[Requirements]
Comb the records below for the string "shown" and copy each line where it turns up.
────
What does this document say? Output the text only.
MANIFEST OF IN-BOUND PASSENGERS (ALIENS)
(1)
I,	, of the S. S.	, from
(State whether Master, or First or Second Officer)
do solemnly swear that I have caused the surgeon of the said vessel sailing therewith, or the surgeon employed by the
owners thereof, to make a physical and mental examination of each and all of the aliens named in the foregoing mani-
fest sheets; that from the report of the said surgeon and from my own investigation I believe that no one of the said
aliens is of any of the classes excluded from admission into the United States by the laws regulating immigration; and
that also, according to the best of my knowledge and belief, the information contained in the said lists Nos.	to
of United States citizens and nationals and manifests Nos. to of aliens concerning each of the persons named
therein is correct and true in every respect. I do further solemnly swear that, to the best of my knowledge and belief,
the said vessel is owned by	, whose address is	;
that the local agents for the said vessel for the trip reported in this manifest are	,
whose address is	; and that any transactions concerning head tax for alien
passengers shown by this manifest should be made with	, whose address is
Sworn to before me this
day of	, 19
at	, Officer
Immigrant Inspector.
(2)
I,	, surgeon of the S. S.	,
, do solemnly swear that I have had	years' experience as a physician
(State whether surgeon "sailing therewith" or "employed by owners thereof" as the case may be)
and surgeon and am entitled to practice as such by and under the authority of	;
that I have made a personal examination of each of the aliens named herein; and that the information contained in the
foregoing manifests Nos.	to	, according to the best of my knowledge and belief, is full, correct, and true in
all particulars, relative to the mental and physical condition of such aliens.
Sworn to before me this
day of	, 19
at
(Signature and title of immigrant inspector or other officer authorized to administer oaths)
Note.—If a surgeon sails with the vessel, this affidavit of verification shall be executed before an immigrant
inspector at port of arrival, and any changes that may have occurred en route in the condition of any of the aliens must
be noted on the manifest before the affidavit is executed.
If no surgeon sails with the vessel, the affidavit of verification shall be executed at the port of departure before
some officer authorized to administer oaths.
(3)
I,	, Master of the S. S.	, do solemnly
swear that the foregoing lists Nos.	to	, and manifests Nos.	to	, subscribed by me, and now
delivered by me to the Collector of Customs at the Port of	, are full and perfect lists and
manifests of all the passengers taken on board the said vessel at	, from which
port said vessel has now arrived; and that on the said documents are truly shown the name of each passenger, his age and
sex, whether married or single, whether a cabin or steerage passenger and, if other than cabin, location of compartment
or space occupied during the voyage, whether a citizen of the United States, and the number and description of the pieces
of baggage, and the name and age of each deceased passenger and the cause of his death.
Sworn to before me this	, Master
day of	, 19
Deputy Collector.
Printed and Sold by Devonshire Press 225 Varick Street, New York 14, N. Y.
────
[Task output]
passengers shown by this manifest should be made with	, whose address is
port said vessel has now arrived; and that on the said documents are truly shown the name of each passenger, his age and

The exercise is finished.